TASK OBJECTIVE:
Would you extract the whole listing below and retype it exactly?

SUPPLIED MATERIAL:
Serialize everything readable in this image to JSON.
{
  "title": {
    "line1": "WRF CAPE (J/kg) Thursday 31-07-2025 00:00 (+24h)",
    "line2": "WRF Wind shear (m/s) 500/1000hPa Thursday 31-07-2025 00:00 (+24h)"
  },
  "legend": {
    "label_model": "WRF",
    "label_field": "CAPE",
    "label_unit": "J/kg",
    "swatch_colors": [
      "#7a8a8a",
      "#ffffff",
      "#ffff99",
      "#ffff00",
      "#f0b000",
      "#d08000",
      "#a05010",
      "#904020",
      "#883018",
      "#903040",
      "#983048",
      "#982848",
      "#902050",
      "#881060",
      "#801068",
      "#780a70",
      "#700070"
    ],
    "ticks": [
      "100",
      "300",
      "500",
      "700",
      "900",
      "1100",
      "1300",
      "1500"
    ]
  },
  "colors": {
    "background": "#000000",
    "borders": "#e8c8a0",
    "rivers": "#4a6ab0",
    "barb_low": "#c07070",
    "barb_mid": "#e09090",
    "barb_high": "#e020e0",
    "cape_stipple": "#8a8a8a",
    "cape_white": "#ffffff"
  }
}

TASK SOLUTION:
Serialize everything readable in this image to JSON.
{
  "title": {
    "line1": "WRF CAPE (J/kg) Thursday 31-07-2025 00:00 (+24h)",
    "line2": "WRF Wind shear (m/s) 500/1000hPa Thursday 31-07-2025 00:00 (+24h)"
  },
  "legend": {
    "label_model": "WRF",
    "label_field": "CAPE",
    "label_unit": "J/kg",
    "swatch_colors": [
      "#7a8a8a",
      "#ffffff",
      "#ffff99",
      "#ffff00",
      "#f0b000",
      "#d08000",
      "#a05010",
      "#904020",
      "#883018",
      "#903040",
      "#983048",
      "#982848",
      "#902050",
      "#881060",
      "#801068",
      "#780a70",
      "#700070"
    ],
    "ticks": [
      "100",
      "300",
      "500",
      "700",
      "900",
      "1100",
      "1300",
      "1500"
    ]
  },
  "colors": {
    "background": "#000000",
    "borders": "#e8c8a0",
    "rivers": "#4a6ab0",
    "barb_low": "#c07070",
    "barb_mid": "#e09090",
    "barb_high": "#e020e0",
    "cape_stipple": "#8a8a8a",
    "cape_white": "#ffffff"
  }
}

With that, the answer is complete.